Requirements
Find and return each line containing "document".

Recorded data

────

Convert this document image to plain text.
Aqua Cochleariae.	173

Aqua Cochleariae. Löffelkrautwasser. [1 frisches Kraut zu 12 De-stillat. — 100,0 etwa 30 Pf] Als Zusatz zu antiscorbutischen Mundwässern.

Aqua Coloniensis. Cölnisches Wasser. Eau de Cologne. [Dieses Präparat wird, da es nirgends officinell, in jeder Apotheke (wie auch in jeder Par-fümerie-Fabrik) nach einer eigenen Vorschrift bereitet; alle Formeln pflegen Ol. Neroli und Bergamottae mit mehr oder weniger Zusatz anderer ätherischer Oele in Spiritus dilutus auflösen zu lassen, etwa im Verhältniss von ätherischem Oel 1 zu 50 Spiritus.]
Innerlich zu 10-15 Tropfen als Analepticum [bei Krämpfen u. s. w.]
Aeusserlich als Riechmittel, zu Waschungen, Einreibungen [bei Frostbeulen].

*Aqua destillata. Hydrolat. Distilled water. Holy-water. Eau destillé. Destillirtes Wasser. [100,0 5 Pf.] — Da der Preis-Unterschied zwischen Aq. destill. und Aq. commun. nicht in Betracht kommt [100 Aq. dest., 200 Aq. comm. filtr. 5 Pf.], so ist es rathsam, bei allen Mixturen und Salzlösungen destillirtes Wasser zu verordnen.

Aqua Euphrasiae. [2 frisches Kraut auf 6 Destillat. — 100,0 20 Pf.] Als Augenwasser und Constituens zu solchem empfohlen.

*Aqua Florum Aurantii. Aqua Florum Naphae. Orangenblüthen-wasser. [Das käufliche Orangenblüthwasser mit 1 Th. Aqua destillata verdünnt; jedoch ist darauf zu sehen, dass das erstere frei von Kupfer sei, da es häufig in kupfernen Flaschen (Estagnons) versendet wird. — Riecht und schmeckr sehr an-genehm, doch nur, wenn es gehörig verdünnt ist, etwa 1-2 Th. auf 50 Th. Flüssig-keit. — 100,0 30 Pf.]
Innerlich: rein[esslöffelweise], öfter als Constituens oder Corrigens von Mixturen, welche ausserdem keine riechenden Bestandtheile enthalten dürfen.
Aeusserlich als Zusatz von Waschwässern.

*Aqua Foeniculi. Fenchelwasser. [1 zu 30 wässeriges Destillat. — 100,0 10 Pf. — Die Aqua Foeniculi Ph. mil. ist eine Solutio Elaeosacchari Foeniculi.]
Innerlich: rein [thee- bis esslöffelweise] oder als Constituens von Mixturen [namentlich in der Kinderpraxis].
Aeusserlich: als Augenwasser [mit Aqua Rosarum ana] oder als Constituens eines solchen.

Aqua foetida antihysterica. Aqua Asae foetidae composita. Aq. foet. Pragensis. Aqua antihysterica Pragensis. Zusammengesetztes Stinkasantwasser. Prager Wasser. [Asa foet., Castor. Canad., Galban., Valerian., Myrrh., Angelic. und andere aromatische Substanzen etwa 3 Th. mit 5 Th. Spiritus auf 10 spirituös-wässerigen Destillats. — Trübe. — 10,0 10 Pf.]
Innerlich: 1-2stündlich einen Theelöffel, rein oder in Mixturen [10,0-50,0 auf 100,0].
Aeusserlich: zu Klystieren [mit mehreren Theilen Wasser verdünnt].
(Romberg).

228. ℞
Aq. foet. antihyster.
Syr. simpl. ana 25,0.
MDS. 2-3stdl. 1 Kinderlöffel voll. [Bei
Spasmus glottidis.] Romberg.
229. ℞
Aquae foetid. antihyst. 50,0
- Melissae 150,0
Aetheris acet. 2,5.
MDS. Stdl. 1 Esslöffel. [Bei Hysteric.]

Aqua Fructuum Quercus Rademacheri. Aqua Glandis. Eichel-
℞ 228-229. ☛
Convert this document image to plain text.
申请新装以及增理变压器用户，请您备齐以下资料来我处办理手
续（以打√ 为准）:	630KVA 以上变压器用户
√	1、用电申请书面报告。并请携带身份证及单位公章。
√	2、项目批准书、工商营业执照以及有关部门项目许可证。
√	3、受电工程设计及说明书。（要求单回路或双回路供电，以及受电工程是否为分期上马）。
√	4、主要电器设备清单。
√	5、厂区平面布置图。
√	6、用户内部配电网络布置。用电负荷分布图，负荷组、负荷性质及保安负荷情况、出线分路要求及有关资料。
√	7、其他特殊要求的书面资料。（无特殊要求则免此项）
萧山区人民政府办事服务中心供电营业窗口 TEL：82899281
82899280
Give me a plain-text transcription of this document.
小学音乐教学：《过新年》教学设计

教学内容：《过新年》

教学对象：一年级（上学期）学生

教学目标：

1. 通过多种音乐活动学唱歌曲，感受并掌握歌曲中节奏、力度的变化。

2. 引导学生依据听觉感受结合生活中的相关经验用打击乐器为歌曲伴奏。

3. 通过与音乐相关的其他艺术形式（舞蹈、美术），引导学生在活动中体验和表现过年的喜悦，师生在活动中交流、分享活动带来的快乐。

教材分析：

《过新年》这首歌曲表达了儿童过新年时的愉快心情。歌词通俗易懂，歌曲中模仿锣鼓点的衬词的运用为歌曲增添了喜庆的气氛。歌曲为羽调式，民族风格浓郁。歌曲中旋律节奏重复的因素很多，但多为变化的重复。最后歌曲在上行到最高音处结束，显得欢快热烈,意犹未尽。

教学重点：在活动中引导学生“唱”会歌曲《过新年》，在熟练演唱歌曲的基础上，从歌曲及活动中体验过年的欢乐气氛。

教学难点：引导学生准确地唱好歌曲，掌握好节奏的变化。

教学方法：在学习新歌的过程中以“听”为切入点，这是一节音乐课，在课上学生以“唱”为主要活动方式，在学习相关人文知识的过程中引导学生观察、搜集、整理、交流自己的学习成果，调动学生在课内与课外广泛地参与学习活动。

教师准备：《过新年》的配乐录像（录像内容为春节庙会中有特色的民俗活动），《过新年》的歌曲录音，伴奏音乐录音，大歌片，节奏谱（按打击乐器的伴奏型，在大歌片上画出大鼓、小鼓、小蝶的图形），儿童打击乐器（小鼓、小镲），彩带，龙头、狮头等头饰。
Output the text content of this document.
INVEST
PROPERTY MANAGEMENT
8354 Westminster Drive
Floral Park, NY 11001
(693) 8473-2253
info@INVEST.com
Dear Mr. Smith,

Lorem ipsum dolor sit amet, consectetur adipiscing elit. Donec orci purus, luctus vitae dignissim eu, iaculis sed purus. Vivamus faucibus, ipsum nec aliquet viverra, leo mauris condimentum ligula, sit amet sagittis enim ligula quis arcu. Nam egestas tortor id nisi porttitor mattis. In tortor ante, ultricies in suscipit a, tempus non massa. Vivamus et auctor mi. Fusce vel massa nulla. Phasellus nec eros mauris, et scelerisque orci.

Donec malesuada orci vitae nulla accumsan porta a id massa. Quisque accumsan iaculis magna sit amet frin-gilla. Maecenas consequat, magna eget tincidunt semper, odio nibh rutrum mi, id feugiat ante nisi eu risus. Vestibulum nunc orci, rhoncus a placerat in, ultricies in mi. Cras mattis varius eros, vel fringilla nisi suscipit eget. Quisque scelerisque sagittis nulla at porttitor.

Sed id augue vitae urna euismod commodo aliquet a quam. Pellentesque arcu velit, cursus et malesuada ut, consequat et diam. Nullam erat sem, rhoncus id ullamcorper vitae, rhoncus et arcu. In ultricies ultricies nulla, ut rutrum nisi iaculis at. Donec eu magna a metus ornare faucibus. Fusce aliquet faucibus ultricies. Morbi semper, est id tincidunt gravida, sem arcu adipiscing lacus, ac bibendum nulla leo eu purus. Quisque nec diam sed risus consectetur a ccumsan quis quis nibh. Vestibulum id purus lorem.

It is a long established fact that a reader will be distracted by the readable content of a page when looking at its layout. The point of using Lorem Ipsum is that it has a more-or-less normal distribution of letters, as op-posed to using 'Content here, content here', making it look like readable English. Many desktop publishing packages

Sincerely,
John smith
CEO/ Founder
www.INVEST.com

────

Reply to the exercise
Convert this document image to plain text.
Convert this document image to plain text.
Give me a plain-text transcription of this document.
Output the text content of this document.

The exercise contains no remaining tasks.